[Supplied records start]

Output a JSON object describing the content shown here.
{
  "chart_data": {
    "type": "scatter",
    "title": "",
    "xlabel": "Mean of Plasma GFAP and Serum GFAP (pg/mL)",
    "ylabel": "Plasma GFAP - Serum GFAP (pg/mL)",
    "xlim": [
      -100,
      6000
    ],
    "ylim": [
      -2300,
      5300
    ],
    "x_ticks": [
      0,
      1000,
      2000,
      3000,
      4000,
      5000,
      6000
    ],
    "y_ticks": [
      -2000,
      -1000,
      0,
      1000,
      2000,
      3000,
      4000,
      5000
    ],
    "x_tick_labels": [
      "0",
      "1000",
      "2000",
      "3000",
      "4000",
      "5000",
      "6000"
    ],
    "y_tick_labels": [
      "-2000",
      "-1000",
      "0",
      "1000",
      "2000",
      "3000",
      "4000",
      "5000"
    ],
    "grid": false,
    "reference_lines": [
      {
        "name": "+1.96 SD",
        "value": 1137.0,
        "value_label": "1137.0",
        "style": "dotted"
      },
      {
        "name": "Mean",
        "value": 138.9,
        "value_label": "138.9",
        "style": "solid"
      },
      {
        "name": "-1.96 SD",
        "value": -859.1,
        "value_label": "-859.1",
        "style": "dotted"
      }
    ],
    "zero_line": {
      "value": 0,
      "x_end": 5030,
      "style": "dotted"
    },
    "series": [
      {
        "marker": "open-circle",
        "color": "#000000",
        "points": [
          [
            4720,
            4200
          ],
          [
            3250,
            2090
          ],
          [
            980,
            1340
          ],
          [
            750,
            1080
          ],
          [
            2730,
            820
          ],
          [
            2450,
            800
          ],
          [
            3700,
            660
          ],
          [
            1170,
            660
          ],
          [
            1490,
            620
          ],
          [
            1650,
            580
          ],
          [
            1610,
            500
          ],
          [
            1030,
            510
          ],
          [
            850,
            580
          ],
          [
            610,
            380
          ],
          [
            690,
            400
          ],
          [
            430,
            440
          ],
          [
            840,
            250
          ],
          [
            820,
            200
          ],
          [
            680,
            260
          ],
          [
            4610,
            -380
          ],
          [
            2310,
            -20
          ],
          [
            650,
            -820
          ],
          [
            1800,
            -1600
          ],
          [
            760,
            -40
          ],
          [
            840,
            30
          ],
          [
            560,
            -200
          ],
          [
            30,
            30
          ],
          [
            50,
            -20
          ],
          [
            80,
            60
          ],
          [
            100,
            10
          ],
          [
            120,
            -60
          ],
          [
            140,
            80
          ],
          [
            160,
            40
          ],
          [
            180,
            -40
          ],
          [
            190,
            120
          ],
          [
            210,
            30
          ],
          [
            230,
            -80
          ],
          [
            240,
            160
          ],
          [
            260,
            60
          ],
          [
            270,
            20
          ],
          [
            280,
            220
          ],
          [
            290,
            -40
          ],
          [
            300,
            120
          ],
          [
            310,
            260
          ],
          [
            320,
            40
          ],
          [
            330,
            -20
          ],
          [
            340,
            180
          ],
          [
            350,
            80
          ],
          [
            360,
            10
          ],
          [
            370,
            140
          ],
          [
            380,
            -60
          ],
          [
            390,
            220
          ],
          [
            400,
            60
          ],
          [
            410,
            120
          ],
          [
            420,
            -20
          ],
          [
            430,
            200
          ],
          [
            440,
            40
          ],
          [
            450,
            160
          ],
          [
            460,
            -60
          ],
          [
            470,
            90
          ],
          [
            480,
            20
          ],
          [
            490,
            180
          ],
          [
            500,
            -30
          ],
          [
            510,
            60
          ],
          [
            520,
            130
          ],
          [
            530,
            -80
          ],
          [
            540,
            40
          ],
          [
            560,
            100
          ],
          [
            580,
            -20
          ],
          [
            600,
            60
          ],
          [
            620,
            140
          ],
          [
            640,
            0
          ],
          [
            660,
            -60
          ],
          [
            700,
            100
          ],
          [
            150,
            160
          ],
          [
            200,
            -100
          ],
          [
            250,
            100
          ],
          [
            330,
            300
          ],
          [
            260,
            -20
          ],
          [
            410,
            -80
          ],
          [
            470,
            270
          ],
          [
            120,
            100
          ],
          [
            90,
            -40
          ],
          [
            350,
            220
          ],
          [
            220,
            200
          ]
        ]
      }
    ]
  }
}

[Supplied records end]

• **Short exercise**:
Copy down the material exactly as written.

• **Answer**:
Output a JSON object describing the content shown here.
{
  "chart_data": {
    "type": "scatter",
    "title": "",
    "xlabel": "Mean of Plasma GFAP and Serum GFAP (pg/mL)",
    "ylabel": "Plasma GFAP - Serum GFAP (pg/mL)",
    "xlim": [
      -100,
      6000
    ],
    "ylim": [
      -2300,
      5300
    ],
    "x_ticks": [
      0,
      1000,
      2000,
      3000,
      4000,
      5000,
      6000
    ],
    "y_ticks": [
      -2000,
      -1000,
      0,
      1000,
      2000,
      3000,
      4000,
      5000
    ],
    "x_tick_labels": [
      "0",
      "1000",
      "2000",
      "3000",
      "4000",
      "5000",
      "6000"
    ],
    "y_tick_labels": [
      "-2000",
      "-1000",
      "0",
      "1000",
      "2000",
      "3000",
      "4000",
      "5000"
    ],
    "grid": false,
    "reference_lines": [
      {
        "name": "+1.96 SD",
        "value": 1137.0,
        "value_label": "1137.0",
        "style": "dotted"
      },
      {
        "name": "Mean",
        "value": 138.9,
        "value_label": "138.9",
        "style": "solid"
      },
      {
        "name": "-1.96 SD",
        "value": -859.1,
        "value_label": "-859.1",
        "style": "dotted"
      }
    ],
    "zero_line": {
      "value": 0,
      "x_end": 5030,
      "style": "dotted"
    },
    "series": [
      {
        "marker": "open-circle",
        "color": "#000000",
        "points": [
          [
            4720,
            4200
          ],
          [
            3250,
            2090
          ],
          [
            980,
            1340
          ],
          [
            750,
            1080
          ],
          [
            2730,
            820
          ],
          [
            2450,
            800
          ],
          [
            3700,
            660
          ],
          [
            1170,
            660
          ],
          [
            1490,
            620
          ],
          [
            1650,
            580
          ],
          [
            1610,
            500
          ],
          [
            1030,
            510
          ],
          [
            850,
            580
          ],
          [
            610,
            380
          ],
          [
            690,
            400
          ],
          [
            430,
            440
          ],
          [
            840,
            250
          ],
          [
            820,
            200
          ],
          [
            680,
            260
          ],
          [
            4610,
            -380
          ],
          [
            2310,
            -20
          ],
          [
            650,
            -820
          ],
          [
            1800,
            -1600
          ],
          [
            760,
            -40
          ],
          [
            840,
            30
          ],
          [
            560,
            -200
          ],
          [
            30,
            30
          ],
          [
            50,
            -20
          ],
          [
            80,
            60
          ],
          [
            100,
            10
          ],
          [
            120,
            -60
          ],
          [
            140,
            80
          ],
          [
            160,
            40
          ],
          [
            180,
            -40
          ],
          [
            190,
            120
          ],
          [
            210,
            30
          ],
          [
            230,
            -80
          ],
          [
            240,
            160
          ],
          [
            260,
            60
          ],
          [
            270,
            20
          ],
          [
            280,
            220
          ],
          [
            290,
            -40
          ],
          [
            300,
            120
          ],
          [
            310,
            260
          ],
          [
            320,
            40
          ],
          [
            330,
            -20
          ],
          [
            340,
            180
          ],
          [
            350,
            80
          ],
          [
            360,
            10
          ],
          [
            370,
            140
          ],
          [
            380,
            -60
          ],
          [
            390,
            220
          ],
          [
            400,
            60
          ],
          [
            410,
            120
          ],
          [
            420,
            -20
          ],
          [
            430,
            200
          ],
          [
            440,
            40
          ],
          [
            450,
            160
          ],
          [
            460,
            -60
          ],
          [
            470,
            90
          ],
          [
            480,
            20
          ],
          [
            490,
            180
          ],
          [
            500,
            -30
          ],
          [
            510,
            60
          ],
          [
            520,
            130
          ],
          [
            530,
            -80
          ],
          [
            540,
            40
          ],
          [
            560,
            100
          ],
          [
            580,
            -20
          ],
          [
            600,
            60
          ],
          [
            620,
            140
          ],
          [
            640,
            0
          ],
          [
            660,
            -60
          ],
          [
            700,
            100
          ],
          [
            150,
            160
          ],
          [
            200,
            -100
          ],
          [
            250,
            100
          ],
          [
            330,
            300
          ],
          [
            260,
            -20
          ],
          [
            410,
            -80
          ],
          [
            470,
            270
          ],
          [
            120,
            100
          ],
          [
            90,
            -40
          ],
          [
            350,
            220
          ],
          [
            220,
            200
          ]
        ]
      }
    ]
  }
}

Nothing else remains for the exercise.